● **What you will do**
Transcribe each line of the records below exactly, excluding any embedded images.
┄┄┄┄┄┄┄┄┄┄
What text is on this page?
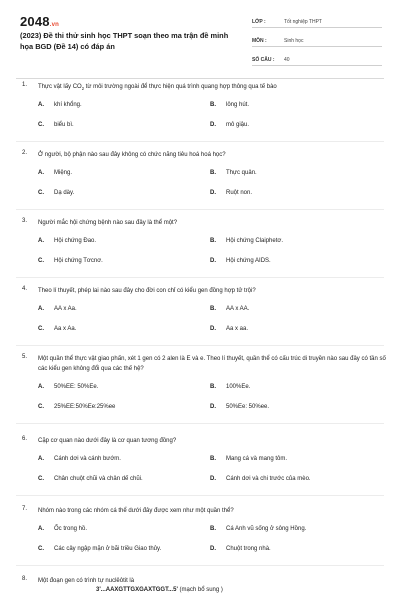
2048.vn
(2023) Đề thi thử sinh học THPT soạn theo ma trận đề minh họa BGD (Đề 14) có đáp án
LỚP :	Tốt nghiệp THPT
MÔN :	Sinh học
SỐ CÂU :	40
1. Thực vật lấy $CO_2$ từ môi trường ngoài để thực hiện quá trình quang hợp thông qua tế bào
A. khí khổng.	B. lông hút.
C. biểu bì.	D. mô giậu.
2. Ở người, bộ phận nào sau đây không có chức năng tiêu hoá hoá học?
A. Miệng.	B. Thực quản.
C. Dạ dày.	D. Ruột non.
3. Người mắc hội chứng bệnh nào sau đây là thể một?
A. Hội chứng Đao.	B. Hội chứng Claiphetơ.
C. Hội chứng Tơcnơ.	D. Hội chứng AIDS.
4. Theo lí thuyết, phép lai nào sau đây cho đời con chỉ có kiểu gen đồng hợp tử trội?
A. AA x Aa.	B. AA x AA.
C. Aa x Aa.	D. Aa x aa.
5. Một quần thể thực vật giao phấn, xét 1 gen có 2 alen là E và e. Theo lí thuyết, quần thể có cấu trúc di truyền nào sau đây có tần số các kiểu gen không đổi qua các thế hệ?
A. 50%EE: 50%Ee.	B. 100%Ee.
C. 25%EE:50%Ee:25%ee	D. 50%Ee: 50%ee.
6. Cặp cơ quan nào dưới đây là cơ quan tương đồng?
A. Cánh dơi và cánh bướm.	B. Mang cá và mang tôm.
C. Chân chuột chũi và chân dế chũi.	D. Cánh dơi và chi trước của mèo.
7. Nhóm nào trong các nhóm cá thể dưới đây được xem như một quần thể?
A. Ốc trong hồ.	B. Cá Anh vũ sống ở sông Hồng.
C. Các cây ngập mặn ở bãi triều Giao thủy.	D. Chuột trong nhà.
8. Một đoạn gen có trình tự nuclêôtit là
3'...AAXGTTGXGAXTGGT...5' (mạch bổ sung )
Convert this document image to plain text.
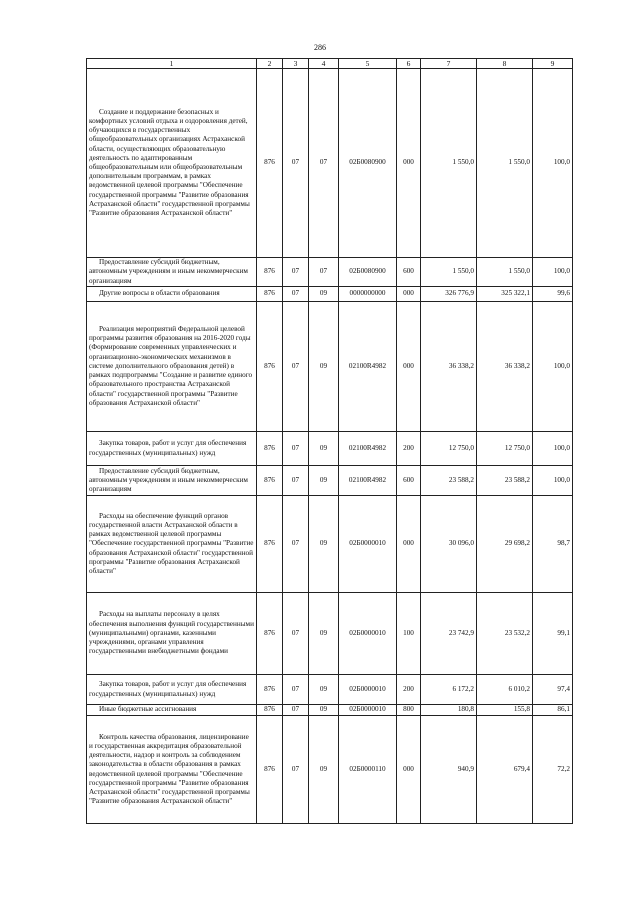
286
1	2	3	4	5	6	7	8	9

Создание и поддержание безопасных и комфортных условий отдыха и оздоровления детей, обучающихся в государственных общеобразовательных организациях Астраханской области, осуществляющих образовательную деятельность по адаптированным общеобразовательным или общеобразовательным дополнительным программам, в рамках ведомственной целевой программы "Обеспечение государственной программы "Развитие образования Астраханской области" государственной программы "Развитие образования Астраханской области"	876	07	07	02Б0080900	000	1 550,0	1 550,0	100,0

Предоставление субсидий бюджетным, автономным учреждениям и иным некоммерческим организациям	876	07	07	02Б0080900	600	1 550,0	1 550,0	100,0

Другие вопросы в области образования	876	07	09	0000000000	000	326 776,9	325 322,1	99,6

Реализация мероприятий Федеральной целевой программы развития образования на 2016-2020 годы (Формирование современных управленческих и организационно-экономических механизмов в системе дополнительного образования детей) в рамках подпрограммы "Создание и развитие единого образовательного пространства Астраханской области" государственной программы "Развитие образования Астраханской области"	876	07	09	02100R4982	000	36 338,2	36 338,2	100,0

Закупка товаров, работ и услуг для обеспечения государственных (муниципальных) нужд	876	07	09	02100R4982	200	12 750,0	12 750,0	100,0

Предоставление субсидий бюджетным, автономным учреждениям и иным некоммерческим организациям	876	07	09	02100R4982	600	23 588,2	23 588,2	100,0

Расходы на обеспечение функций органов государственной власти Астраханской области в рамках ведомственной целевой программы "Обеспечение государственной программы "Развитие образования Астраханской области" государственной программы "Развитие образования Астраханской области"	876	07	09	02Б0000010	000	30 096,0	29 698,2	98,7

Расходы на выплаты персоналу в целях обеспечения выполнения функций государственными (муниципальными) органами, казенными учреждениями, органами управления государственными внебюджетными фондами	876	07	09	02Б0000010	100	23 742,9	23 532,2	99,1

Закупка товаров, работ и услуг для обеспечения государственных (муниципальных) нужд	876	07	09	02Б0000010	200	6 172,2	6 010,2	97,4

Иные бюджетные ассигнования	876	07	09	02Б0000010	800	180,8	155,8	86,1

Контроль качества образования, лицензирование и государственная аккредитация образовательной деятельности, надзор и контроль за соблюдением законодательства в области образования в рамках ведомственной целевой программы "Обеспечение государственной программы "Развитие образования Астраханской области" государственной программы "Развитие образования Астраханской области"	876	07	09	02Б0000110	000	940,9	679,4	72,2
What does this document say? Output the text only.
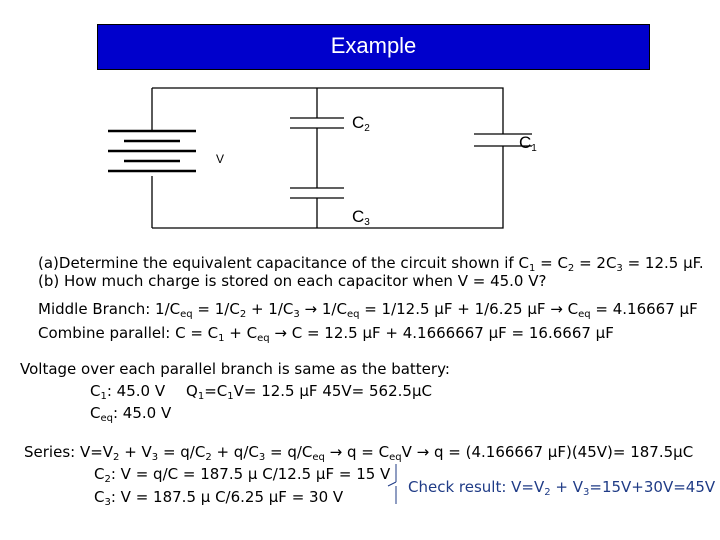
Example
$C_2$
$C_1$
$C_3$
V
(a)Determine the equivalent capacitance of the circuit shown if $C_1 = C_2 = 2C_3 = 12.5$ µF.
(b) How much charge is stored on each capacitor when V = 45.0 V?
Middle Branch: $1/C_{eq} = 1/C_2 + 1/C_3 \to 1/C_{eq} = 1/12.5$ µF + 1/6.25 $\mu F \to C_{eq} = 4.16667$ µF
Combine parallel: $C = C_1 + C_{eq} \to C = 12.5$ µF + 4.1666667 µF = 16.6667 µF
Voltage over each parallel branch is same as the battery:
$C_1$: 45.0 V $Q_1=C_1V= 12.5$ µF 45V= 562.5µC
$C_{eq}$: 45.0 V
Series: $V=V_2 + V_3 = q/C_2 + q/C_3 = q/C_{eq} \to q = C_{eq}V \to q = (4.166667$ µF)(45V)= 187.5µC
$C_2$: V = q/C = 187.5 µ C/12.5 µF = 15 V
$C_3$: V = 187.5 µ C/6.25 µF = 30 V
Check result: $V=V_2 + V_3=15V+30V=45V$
┄┄┄┄┄┄┄┄┄┄
● **Full response**
What text is on this page?
2048.vn
(2023) Đề thi thử sinh học THPT soạn theo ma trận đề minh họa BGD (Đề 14) có đáp án
LỚP :	Tốt nghiệp THPT
MÔN :	Sinh học
SỐ CÂU :	40
1. Thực vật lấy $CO_2$ từ môi trường ngoài để thực hiện quá trình quang hợp thông qua tế bào
A. khí khổng.	B. lông hút.
C. biểu bì.	D. mô giậu.
2. Ở người, bộ phận nào sau đây không có chức năng tiêu hoá hoá học?
A. Miệng.	B. Thực quản.
C. Dạ dày.	D. Ruột non.
3. Người mắc hội chứng bệnh nào sau đây là thể một?
A. Hội chứng Đao.	B. Hội chứng Claiphetơ.
C. Hội chứng Tơcnơ.	D. Hội chứng AIDS.
4. Theo lí thuyết, phép lai nào sau đây cho đời con chỉ có kiểu gen đồng hợp tử trội?
A. AA x Aa.	B. AA x AA.
C. Aa x Aa.	D. Aa x aa.
5. Một quần thể thực vật giao phấn, xét 1 gen có 2 alen là E và e. Theo lí thuyết, quần thể có cấu trúc di truyền nào sau đây có tần số các kiểu gen không đổi qua các thế hệ?
A. 50%EE: 50%Ee.	B. 100%Ee.
C. 25%EE:50%Ee:25%ee	D. 50%Ee: 50%ee.
6. Cặp cơ quan nào dưới đây là cơ quan tương đồng?
A. Cánh dơi và cánh bướm.	B. Mang cá và mang tôm.
C. Chân chuột chũi và chân dế chũi.	D. Cánh dơi và chi trước của mèo.
7. Nhóm nào trong các nhóm cá thể dưới đây được xem như một quần thể?
A. Ốc trong hồ.	B. Cá Anh vũ sống ở sông Hồng.
C. Các cây ngập mặn ở bãi triều Giao thủy.	D. Chuột trong nhà.
8. Một đoạn gen có trình tự nuclêôtit là
3'...AAXGTTGXGAXTGGT...5' (mạch bổ sung )
Convert this document image to plain text.
286
1	2	3	4	5	6	7	8	9

Создание и поддержание безопасных и комфортных условий отдыха и оздоровления детей, обучающихся в государственных общеобразовательных организациях Астраханской области, осуществляющих образовательную деятельность по адаптированным общеобразовательным или общеобразовательным дополнительным программам, в рамках ведомственной целевой программы "Обеспечение государственной программы "Развитие образования Астраханской области" государственной программы "Развитие образования Астраханской области"	876	07	07	02Б0080900	000	1 550,0	1 550,0	100,0

Предоставление субсидий бюджетным, автономным учреждениям и иным некоммерческим организациям	876	07	07	02Б0080900	600	1 550,0	1 550,0	100,0

Другие вопросы в области образования	876	07	09	0000000000	000	326 776,9	325 322,1	99,6

Реализация мероприятий Федеральной целевой программы развития образования на 2016-2020 годы (Формирование современных управленческих и организационно-экономических механизмов в системе дополнительного образования детей) в рамках подпрограммы "Создание и развитие единого образовательного пространства Астраханской области" государственной программы "Развитие образования Астраханской области"	876	07	09	02100R4982	000	36 338,2	36 338,2	100,0

Закупка товаров, работ и услуг для обеспечения государственных (муниципальных) нужд	876	07	09	02100R4982	200	12 750,0	12 750,0	100,0

Предоставление субсидий бюджетным, автономным учреждениям и иным некоммерческим организациям	876	07	09	02100R4982	600	23 588,2	23 588,2	100,0

Расходы на обеспечение функций органов государственной власти Астраханской области в рамках ведомственной целевой программы "Обеспечение государственной программы "Развитие образования Астраханской области" государственной программы "Развитие образования Астраханской области"	876	07	09	02Б0000010	000	30 096,0	29 698,2	98,7

Расходы на выплаты персоналу в целях обеспечения выполнения функций государственными (муниципальными) органами, казенными учреждениями, органами управления государственными внебюджетными фондами	876	07	09	02Б0000010	100	23 742,9	23 532,2	99,1

Закупка товаров, работ и услуг для обеспечения государственных (муниципальных) нужд	876	07	09	02Б0000010	200	6 172,2	6 010,2	97,4

Иные бюджетные ассигнования	876	07	09	02Б0000010	800	180,8	155,8	86,1

Контроль качества образования, лицензирование и государственная аккредитация образовательной деятельности, надзор и контроль за соблюдением законодательства в области образования в рамках ведомственной целевой программы "Обеспечение государственной программы "Развитие образования Астраханской области" государственной программы "Развитие образования Астраханской области"	876	07	09	02Б0000110	000	940,9	679,4	72,2
What does this document say? Output the text only.
Example
$C_2$
$C_1$
$C_3$
V
(a)Determine the equivalent capacitance of the circuit shown if $C_1 = C_2 = 2C_3 = 12.5$ µF.
(b) How much charge is stored on each capacitor when V = 45.0 V?
Middle Branch: $1/C_{eq} = 1/C_2 + 1/C_3 \to 1/C_{eq} = 1/12.5$ µF + 1/6.25 $\mu F \to C_{eq} = 4.16667$ µF
Combine parallel: $C = C_1 + C_{eq} \to C = 12.5$ µF + 4.1666667 µF = 16.6667 µF
Voltage over each parallel branch is same as the battery:
$C_1$: 45.0 V $Q_1=C_1V= 12.5$ µF 45V= 562.5µC
$C_{eq}$: 45.0 V
Series: $V=V_2 + V_3 = q/C_2 + q/C_3 = q/C_{eq} \to q = C_{eq}V \to q = (4.166667$ µF)(45V)= 187.5µC
$C_2$: V = q/C = 187.5 µ C/12.5 µF = 15 V
$C_3$: V = 187.5 µ C/6.25 µF = 30 V
Check result: $V=V_2 + V_3=15V+30V=45V$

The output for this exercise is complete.